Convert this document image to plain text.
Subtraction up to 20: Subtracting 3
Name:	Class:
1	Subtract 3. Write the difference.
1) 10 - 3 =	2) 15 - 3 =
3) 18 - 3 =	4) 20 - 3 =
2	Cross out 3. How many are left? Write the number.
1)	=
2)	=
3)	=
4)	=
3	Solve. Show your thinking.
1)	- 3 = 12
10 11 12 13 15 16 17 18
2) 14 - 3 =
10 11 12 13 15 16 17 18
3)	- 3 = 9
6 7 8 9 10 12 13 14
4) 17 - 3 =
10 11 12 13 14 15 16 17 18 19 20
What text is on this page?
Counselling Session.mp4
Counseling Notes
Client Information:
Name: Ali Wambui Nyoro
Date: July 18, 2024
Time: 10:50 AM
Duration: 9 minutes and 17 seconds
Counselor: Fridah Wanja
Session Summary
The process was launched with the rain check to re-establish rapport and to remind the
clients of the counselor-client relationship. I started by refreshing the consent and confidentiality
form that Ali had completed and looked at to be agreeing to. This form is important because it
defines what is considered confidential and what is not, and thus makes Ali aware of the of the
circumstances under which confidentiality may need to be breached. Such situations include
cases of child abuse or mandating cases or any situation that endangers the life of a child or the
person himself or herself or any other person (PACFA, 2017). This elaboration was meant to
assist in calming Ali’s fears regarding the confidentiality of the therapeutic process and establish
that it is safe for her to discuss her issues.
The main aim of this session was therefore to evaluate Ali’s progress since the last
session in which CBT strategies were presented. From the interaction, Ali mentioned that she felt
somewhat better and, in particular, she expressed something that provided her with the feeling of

------------------------------------------------

▸ **Exercise aim**: Wherever the string "process" appears in the entries above, list that line.

▸ **Complete output**:
The process was launched with the rain check to re-establish rapport and to remind the
assist in calming Ali’s fears regarding the confidentiality of the therapeutic process and establish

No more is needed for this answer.